> **Task statement**:
Please return every line of the material below without changing a single character.

> **Material shown**:
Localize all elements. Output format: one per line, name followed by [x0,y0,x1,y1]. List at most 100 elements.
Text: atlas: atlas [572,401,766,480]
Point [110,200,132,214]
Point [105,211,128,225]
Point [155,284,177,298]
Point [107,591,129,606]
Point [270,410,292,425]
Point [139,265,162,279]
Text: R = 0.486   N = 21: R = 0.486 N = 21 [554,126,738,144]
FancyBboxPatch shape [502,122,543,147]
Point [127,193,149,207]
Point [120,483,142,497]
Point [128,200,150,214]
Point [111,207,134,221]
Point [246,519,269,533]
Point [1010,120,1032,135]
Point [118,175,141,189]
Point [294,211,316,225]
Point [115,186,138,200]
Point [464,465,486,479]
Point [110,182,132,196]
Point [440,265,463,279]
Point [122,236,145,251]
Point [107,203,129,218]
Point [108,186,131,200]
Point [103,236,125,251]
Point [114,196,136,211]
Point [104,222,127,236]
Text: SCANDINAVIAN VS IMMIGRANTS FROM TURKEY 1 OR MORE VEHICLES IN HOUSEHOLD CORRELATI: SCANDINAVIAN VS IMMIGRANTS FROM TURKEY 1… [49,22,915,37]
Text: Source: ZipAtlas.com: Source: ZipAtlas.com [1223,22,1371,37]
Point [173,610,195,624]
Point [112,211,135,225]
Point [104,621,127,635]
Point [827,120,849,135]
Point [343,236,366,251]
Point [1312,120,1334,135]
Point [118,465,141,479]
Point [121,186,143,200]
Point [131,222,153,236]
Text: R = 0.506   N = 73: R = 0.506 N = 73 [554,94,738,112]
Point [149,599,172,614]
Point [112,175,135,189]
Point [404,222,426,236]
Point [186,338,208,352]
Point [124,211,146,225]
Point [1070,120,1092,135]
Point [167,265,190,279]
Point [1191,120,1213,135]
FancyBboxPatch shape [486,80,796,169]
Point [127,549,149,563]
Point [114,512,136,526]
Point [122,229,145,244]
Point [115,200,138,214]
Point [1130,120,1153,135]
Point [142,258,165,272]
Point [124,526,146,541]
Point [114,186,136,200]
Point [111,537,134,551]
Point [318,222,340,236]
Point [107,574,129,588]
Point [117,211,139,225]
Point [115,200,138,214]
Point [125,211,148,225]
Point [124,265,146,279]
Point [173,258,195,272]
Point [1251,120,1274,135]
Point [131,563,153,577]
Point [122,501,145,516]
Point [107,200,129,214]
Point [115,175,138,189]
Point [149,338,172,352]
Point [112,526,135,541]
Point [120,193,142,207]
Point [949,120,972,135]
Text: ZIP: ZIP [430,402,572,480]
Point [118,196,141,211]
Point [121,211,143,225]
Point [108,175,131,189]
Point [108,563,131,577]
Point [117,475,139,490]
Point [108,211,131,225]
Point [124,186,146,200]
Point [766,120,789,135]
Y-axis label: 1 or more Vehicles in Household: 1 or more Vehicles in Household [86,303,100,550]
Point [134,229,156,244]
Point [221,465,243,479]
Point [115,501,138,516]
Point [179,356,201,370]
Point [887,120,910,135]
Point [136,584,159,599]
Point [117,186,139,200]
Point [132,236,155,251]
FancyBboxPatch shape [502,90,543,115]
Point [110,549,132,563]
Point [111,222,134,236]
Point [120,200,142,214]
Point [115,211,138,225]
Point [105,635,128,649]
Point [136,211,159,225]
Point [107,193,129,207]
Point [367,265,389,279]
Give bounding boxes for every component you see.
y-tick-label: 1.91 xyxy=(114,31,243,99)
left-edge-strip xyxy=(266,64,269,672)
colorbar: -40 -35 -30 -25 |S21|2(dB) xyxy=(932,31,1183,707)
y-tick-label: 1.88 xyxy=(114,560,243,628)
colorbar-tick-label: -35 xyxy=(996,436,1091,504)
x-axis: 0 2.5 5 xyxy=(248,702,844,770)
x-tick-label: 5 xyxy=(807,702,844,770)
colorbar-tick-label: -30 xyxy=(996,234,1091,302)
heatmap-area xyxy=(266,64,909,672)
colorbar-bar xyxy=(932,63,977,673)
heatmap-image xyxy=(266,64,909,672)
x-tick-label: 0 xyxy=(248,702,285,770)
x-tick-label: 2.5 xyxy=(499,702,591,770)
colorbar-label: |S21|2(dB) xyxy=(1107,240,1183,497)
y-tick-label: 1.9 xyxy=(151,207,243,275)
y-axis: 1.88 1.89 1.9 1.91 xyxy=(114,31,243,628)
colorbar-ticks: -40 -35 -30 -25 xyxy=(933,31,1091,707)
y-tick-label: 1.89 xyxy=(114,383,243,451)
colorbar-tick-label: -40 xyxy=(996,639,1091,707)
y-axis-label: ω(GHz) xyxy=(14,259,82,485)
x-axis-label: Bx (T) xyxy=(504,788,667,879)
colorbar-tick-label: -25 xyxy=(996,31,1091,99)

> **Solution for this problem**:
Localize all elements. Output format: one per line, name followed by [x0,y0,x1,y1]. List at most 100 elements.
Text: atlas: atlas [572,401,766,480]
Point [110,200,132,214]
Point [105,211,128,225]
Point [155,284,177,298]
Point [107,591,129,606]
Point [270,410,292,425]
Point [139,265,162,279]
Text: R = 0.486   N = 21: R = 0.486 N = 21 [554,126,738,144]
FancyBboxPatch shape [502,122,543,147]
Point [127,193,149,207]
Point [120,483,142,497]
Point [128,200,150,214]
Point [111,207,134,221]
Point [246,519,269,533]
Point [1010,120,1032,135]
Point [118,175,141,189]
Point [294,211,316,225]
Point [115,186,138,200]
Point [464,465,486,479]
Point [110,182,132,196]
Point [440,265,463,279]
Point [122,236,145,251]
Point [107,203,129,218]
Point [108,186,131,200]
Point [103,236,125,251]
Point [114,196,136,211]
Point [104,222,127,236]
Text: SCANDINAVIAN VS IMMIGRANTS FROM TURKEY 1 OR MORE VEHICLES IN HOUSEHOLD CORRELATI: SCANDINAVIAN VS IMMIGRANTS FROM TURKEY 1… [49,22,915,37]
Text: Source: ZipAtlas.com: Source: ZipAtlas.com [1223,22,1371,37]
Point [173,610,195,624]
Point [112,211,135,225]
Point [104,621,127,635]
Point [827,120,849,135]
Point [343,236,366,251]
Point [1312,120,1334,135]
Point [118,465,141,479]
Point [121,186,143,200]
Point [131,222,153,236]
Text: R = 0.506   N = 73: R = 0.506 N = 73 [554,94,738,112]
Point [149,599,172,614]
Point [112,175,135,189]
Point [404,222,426,236]
Point [186,338,208,352]
Point [124,211,146,225]
Point [1070,120,1092,135]
Point [167,265,190,279]
Point [1191,120,1213,135]
FancyBboxPatch shape [486,80,796,169]
Point [127,549,149,563]
Point [114,512,136,526]
Point [122,229,145,244]
Point [115,200,138,214]
Point [1130,120,1153,135]
Point [142,258,165,272]
Point [124,526,146,541]
Point [114,186,136,200]
Point [111,537,134,551]
Point [318,222,340,236]
Point [107,574,129,588]
Point [117,211,139,225]
Point [115,200,138,214]
Point [125,211,148,225]
Point [124,265,146,279]
Point [173,258,195,272]
Point [1251,120,1274,135]
Point [131,563,153,577]
Point [122,501,145,516]
Point [107,200,129,214]
Point [115,175,138,189]
Point [149,338,172,352]
Point [112,526,135,541]
Point [120,193,142,207]
Point [949,120,972,135]
Text: ZIP: ZIP [430,402,572,480]
Point [118,196,141,211]
Point [121,211,143,225]
Point [108,175,131,189]
Point [108,563,131,577]
Point [117,475,139,490]
Point [108,211,131,225]
Point [124,186,146,200]
Point [766,120,789,135]
Y-axis label: 1 or more Vehicles in Household: 1 or more Vehicles in Household [86,303,100,550]
Point [134,229,156,244]
Point [221,465,243,479]
Point [115,501,138,516]
Point [179,356,201,370]
Point [887,120,910,135]
Point [136,584,159,599]
Point [117,186,139,200]
Point [132,236,155,251]
FancyBboxPatch shape [502,90,543,115]
Point [110,549,132,563]
Point [111,222,134,236]
Point [120,200,142,214]
Point [115,211,138,225]
Point [105,635,128,649]
Point [136,211,159,225]
Point [107,193,129,207]
Point [367,265,389,279]
Give bounding boxes for every component you see.
y-tick-label: 1.91 xyxy=(114,31,243,99)
left-edge-strip xyxy=(266,64,269,672)
colorbar: -40 -35 -30 -25 |S21|2(dB) xyxy=(932,31,1183,707)
y-tick-label: 1.88 xyxy=(114,560,243,628)
colorbar-tick-label: -35 xyxy=(996,436,1091,504)
x-axis: 0 2.5 5 xyxy=(248,702,844,770)
x-tick-label: 5 xyxy=(807,702,844,770)
colorbar-tick-label: -30 xyxy=(996,234,1091,302)
heatmap-area xyxy=(266,64,909,672)
colorbar-bar xyxy=(932,63,977,673)
heatmap-image xyxy=(266,64,909,672)
x-tick-label: 0 xyxy=(248,702,285,770)
x-tick-label: 2.5 xyxy=(499,702,591,770)
colorbar-label: |S21|2(dB) xyxy=(1107,240,1183,497)
y-tick-label: 1.9 xyxy=(151,207,243,275)
y-axis: 1.88 1.89 1.9 1.91 xyxy=(114,31,243,628)
colorbar-ticks: -40 -35 -30 -25 xyxy=(933,31,1091,707)
y-tick-label: 1.89 xyxy=(114,383,243,451)
colorbar-tick-label: -40 xyxy=(996,639,1091,707)
y-axis-label: ω(GHz) xyxy=(14,259,82,485)
x-axis-label: Bx (T) xyxy=(504,788,667,879)
colorbar-tick-label: -25 xyxy=(996,31,1091,99)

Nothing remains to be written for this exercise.